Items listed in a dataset

[Begin]

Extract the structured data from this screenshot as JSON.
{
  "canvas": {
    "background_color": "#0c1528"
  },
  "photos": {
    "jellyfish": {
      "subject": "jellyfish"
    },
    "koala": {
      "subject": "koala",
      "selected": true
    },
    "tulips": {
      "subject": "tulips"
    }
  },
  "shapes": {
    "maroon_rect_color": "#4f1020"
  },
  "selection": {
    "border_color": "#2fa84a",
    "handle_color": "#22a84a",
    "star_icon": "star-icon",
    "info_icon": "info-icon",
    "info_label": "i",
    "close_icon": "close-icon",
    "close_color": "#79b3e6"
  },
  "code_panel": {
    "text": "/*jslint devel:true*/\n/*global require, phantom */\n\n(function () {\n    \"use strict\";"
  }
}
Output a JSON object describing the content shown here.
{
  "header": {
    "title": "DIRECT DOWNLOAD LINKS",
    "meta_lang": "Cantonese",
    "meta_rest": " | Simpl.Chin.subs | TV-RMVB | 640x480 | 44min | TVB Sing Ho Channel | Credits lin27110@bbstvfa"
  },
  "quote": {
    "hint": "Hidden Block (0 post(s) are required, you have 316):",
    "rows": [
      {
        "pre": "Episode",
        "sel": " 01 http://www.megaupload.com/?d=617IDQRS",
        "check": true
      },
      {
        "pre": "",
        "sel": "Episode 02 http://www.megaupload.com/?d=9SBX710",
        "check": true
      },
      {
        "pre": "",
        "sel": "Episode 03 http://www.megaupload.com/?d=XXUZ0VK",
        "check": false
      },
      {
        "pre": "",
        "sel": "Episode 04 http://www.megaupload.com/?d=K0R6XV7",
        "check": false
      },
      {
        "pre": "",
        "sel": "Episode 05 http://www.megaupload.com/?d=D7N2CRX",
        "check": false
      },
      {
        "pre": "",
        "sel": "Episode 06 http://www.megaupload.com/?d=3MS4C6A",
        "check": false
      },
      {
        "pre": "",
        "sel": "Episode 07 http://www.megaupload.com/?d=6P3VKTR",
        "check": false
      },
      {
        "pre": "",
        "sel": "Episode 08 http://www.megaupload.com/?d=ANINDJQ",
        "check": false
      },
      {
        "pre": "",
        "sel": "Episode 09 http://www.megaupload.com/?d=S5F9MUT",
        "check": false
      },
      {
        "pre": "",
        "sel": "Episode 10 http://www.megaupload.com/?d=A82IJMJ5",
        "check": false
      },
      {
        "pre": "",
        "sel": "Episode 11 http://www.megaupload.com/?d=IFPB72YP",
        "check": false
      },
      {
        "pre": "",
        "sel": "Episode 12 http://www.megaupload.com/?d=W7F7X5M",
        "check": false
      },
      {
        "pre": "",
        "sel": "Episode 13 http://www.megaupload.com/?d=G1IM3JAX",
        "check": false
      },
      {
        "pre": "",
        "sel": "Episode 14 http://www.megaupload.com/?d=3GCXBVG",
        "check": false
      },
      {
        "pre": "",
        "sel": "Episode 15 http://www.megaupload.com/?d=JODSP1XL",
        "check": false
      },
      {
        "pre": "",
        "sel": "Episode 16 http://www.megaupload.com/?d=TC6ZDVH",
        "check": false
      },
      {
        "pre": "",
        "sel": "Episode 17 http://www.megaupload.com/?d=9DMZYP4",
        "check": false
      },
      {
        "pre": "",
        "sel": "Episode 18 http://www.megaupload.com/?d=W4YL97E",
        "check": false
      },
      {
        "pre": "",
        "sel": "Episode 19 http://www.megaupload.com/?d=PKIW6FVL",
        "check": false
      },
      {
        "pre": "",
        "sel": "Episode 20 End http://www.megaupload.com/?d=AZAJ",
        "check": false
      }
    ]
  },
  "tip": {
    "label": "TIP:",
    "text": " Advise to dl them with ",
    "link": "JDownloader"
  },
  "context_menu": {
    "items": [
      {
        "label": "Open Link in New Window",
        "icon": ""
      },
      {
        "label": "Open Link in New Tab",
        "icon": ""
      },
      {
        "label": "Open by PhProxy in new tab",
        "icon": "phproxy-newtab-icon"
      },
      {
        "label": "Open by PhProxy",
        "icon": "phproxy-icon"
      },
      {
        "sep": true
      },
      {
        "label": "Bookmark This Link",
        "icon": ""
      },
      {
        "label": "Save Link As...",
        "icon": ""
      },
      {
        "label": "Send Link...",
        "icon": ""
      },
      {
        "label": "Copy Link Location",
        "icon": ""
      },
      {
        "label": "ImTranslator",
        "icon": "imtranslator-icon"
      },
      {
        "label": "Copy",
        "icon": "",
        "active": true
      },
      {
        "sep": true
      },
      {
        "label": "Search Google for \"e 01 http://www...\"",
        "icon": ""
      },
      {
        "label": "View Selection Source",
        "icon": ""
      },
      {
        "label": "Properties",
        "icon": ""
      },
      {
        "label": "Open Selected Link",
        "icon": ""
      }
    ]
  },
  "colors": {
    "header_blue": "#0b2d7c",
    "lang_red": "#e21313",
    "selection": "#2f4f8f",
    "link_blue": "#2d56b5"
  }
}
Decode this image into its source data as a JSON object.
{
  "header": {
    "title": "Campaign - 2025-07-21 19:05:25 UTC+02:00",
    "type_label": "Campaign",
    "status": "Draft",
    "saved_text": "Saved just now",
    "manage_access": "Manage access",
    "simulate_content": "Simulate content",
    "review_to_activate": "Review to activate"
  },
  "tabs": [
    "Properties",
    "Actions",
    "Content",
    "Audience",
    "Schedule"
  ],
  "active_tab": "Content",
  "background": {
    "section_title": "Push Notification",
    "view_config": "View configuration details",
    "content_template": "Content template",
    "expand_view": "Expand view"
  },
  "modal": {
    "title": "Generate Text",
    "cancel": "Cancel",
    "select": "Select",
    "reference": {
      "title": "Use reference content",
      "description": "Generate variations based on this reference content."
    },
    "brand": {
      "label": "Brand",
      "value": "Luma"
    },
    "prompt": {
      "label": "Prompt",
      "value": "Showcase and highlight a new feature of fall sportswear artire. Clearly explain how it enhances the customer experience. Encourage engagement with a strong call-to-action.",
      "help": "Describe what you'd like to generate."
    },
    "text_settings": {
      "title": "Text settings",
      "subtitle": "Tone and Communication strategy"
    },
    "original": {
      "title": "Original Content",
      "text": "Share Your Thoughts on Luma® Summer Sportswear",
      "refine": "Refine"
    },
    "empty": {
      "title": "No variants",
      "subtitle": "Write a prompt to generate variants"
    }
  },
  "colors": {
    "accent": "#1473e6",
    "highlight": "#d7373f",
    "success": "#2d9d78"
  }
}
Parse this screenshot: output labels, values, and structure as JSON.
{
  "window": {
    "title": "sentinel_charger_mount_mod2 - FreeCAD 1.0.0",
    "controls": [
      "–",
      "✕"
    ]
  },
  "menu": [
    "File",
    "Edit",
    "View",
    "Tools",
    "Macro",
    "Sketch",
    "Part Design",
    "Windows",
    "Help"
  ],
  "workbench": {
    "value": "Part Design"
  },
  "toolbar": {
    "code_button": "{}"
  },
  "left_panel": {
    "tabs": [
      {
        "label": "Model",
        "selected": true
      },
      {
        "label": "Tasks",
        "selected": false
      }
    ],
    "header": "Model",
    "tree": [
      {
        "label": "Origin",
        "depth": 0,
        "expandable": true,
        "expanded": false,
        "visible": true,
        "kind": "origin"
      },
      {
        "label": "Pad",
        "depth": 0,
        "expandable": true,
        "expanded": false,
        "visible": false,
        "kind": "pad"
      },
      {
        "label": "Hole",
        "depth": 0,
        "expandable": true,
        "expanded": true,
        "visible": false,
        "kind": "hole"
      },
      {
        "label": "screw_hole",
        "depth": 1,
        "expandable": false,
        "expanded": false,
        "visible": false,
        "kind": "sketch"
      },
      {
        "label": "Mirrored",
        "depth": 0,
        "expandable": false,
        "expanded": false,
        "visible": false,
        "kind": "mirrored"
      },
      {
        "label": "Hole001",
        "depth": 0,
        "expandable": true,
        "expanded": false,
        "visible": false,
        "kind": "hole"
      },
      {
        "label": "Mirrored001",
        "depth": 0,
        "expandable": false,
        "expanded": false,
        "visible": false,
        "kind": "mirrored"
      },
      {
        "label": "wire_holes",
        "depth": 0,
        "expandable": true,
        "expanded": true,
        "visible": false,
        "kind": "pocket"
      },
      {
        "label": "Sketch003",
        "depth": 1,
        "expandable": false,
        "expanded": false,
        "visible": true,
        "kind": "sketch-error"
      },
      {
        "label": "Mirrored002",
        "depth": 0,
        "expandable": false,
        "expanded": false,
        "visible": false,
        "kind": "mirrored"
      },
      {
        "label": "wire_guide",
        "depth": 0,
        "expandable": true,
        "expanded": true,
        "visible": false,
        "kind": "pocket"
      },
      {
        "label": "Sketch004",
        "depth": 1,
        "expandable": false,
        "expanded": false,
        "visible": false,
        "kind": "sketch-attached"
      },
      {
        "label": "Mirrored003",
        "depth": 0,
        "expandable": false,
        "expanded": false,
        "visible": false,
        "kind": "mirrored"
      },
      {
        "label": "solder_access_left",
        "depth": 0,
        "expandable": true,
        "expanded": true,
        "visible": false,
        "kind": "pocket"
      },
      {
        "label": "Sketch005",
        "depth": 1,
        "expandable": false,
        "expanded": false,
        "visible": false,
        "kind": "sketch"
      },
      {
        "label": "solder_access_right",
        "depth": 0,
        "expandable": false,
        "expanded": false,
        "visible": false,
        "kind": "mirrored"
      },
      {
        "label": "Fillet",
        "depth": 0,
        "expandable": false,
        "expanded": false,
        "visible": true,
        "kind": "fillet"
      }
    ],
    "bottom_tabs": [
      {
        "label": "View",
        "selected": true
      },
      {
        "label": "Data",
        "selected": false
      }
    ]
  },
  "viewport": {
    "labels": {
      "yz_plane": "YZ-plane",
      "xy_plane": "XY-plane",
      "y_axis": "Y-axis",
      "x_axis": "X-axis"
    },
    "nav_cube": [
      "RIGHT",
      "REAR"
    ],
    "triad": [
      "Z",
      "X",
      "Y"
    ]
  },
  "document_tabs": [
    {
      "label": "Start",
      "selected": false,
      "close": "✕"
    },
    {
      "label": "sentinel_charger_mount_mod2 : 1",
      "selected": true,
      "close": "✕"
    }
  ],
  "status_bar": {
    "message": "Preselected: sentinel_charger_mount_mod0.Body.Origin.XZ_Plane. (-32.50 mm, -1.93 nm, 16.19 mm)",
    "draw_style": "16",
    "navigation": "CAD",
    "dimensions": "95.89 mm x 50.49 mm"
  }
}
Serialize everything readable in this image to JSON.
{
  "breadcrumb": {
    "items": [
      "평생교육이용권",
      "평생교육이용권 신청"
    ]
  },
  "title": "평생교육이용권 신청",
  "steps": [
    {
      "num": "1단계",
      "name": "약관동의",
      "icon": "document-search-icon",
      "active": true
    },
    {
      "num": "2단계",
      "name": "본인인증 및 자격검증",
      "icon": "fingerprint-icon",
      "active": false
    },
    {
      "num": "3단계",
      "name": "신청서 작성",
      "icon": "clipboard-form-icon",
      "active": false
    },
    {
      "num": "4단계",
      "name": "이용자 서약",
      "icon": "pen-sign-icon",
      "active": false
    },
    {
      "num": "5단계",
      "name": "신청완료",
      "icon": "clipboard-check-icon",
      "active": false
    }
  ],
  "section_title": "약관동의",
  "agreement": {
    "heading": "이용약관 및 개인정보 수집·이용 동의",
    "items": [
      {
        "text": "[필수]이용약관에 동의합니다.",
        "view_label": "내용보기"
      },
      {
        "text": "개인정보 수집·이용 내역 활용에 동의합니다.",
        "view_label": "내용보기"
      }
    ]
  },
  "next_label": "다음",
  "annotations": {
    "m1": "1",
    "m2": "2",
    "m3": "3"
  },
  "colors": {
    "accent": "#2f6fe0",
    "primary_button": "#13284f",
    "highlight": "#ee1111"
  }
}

[End]

• [Work instructions]: Give only the number of lines in the data that hold the word "subject".

• [Output of the task]: 3